>> start
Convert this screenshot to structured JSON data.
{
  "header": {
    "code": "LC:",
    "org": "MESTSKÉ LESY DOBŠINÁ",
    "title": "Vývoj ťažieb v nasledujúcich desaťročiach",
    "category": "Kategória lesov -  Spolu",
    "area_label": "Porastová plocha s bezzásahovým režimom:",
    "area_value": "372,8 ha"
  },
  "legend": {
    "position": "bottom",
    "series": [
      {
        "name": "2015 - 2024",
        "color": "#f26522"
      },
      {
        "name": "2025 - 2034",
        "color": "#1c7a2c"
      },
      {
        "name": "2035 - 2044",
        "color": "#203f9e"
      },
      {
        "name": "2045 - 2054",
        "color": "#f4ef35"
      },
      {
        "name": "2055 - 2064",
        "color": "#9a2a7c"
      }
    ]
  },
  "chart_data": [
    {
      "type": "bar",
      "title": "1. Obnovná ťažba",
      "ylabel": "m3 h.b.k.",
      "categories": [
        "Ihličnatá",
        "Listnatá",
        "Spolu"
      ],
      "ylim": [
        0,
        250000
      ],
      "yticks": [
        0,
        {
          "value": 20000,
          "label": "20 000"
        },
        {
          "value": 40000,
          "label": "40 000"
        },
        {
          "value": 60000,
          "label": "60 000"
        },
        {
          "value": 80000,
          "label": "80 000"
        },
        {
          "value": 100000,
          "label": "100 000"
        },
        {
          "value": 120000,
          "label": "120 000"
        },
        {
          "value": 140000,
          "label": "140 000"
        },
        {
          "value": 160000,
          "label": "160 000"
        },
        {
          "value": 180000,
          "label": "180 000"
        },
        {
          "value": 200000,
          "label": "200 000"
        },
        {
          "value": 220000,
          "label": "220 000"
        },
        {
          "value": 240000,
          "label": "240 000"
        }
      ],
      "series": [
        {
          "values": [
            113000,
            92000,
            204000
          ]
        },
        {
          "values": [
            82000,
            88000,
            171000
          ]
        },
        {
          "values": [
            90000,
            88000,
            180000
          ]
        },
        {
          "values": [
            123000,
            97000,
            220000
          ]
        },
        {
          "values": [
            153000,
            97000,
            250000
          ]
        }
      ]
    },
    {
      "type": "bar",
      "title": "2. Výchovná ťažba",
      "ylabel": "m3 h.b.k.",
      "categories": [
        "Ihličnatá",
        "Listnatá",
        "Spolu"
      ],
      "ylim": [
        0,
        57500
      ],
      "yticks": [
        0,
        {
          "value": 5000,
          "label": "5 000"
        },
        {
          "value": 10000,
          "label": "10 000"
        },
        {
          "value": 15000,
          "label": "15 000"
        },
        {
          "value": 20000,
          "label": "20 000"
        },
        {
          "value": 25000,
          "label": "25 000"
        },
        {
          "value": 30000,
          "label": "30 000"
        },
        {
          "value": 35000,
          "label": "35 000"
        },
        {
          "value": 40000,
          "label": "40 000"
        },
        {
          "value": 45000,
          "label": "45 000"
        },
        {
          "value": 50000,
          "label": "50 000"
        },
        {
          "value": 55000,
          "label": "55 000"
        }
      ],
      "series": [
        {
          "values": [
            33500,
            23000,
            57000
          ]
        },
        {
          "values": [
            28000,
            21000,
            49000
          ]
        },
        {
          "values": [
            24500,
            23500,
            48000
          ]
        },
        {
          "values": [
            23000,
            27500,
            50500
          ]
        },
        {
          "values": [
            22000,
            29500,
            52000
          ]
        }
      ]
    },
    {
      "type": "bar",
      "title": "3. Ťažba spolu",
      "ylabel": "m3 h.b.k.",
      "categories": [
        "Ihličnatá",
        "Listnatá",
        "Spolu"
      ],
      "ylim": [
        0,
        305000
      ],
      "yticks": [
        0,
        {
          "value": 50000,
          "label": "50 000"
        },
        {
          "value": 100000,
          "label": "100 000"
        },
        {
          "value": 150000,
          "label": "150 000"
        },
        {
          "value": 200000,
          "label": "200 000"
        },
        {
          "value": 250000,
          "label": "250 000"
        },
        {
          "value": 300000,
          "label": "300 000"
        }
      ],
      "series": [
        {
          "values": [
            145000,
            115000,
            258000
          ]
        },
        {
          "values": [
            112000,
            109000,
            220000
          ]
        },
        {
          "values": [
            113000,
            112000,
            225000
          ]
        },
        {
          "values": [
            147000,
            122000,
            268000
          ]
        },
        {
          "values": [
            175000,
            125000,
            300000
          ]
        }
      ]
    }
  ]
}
>> end
WHAT TO DO
Write out the records above again, keeping each one identical to the original.

ANSWER TO THIS TASK
Convert this screenshot to structured JSON data.
{
  "header": {
    "code": "LC:",
    "org": "MESTSKÉ LESY DOBŠINÁ",
    "title": "Vývoj ťažieb v nasledujúcich desaťročiach",
    "category": "Kategória lesov -  Spolu",
    "area_label": "Porastová plocha s bezzásahovým režimom:",
    "area_value": "372,8 ha"
  },
  "legend": {
    "position": "bottom",
    "series": [
      {
        "name": "2015 - 2024",
        "color": "#f26522"
      },
      {
        "name": "2025 - 2034",
        "color": "#1c7a2c"
      },
      {
        "name": "2035 - 2044",
        "color": "#203f9e"
      },
      {
        "name": "2045 - 2054",
        "color": "#f4ef35"
      },
      {
        "name": "2055 - 2064",
        "color": "#9a2a7c"
      }
    ]
  },
  "chart_data": [
    {
      "type": "bar",
      "title": "1. Obnovná ťažba",
      "ylabel": "m3 h.b.k.",
      "categories": [
        "Ihličnatá",
        "Listnatá",
        "Spolu"
      ],
      "ylim": [
        0,
        250000
      ],
      "yticks": [
        0,
        {
          "value": 20000,
          "label": "20 000"
        },
        {
          "value": 40000,
          "label": "40 000"
        },
        {
          "value": 60000,
          "label": "60 000"
        },
        {
          "value": 80000,
          "label": "80 000"
        },
        {
          "value": 100000,
          "label": "100 000"
        },
        {
          "value": 120000,
          "label": "120 000"
        },
        {
          "value": 140000,
          "label": "140 000"
        },
        {
          "value": 160000,
          "label": "160 000"
        },
        {
          "value": 180000,
          "label": "180 000"
        },
        {
          "value": 200000,
          "label": "200 000"
        },
        {
          "value": 220000,
          "label": "220 000"
        },
        {
          "value": 240000,
          "label": "240 000"
        }
      ],
      "series": [
        {
          "values": [
            113000,
            92000,
            204000
          ]
        },
        {
          "values": [
            82000,
            88000,
            171000
          ]
        },
        {
          "values": [
            90000,
            88000,
            180000
          ]
        },
        {
          "values": [
            123000,
            97000,
            220000
          ]
        },
        {
          "values": [
            153000,
            97000,
            250000
          ]
        }
      ]
    },
    {
      "type": "bar",
      "title": "2. Výchovná ťažba",
      "ylabel": "m3 h.b.k.",
      "categories": [
        "Ihličnatá",
        "Listnatá",
        "Spolu"
      ],
      "ylim": [
        0,
        57500
      ],
      "yticks": [
        0,
        {
          "value": 5000,
          "label": "5 000"
        },
        {
          "value": 10000,
          "label": "10 000"
        },
        {
          "value": 15000,
          "label": "15 000"
        },
        {
          "value": 20000,
          "label": "20 000"
        },
        {
          "value": 25000,
          "label": "25 000"
        },
        {
          "value": 30000,
          "label": "30 000"
        },
        {
          "value": 35000,
          "label": "35 000"
        },
        {
          "value": 40000,
          "label": "40 000"
        },
        {
          "value": 45000,
          "label": "45 000"
        },
        {
          "value": 50000,
          "label": "50 000"
        },
        {
          "value": 55000,
          "label": "55 000"
        }
      ],
      "series": [
        {
          "values": [
            33500,
            23000,
            57000
          ]
        },
        {
          "values": [
            28000,
            21000,
            49000
          ]
        },
        {
          "values": [
            24500,
            23500,
            48000
          ]
        },
        {
          "values": [
            23000,
            27500,
            50500
          ]
        },
        {
          "values": [
            22000,
            29500,
            52000
          ]
        }
      ]
    },
    {
      "type": "bar",
      "title": "3. Ťažba spolu",
      "ylabel": "m3 h.b.k.",
      "categories": [
        "Ihličnatá",
        "Listnatá",
        "Spolu"
      ],
      "ylim": [
        0,
        305000
      ],
      "yticks": [
        0,
        {
          "value": 50000,
          "label": "50 000"
        },
        {
          "value": 100000,
          "label": "100 000"
        },
        {
          "value": 150000,
          "label": "150 000"
        },
        {
          "value": 200000,
          "label": "200 000"
        },
        {
          "value": 250000,
          "label": "250 000"
        },
        {
          "value": 300000,
          "label": "300 000"
        }
      ],
      "series": [
        {
          "values": [
            145000,
            115000,
            258000
          ]
        },
        {
          "values": [
            112000,
            109000,
            220000
          ]
        },
        {
          "values": [
            113000,
            112000,
            225000
          ]
        },
        {
          "values": [
            147000,
            122000,
            268000
          ]
        },
        {
          "values": [
            175000,
            125000,
            300000
          ]
        }
      ]
    }
  ]
}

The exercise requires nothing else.